SUPPLIED MATERIAL ->
►

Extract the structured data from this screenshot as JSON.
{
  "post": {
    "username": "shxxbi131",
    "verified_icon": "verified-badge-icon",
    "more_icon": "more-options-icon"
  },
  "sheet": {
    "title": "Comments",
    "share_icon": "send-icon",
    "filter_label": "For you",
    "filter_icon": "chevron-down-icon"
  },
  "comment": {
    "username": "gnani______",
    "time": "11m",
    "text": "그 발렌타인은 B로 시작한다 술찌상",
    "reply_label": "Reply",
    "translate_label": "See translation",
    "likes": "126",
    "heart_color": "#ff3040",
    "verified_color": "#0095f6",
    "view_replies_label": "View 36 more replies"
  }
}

◄

WHAT TO PRODUCE ->
Look above for every line with the word "more" and copy it.

WRITTEN ANSWER ->
    "more_icon": "more-options-icon"
    "view_replies_label": "View 36 more replies"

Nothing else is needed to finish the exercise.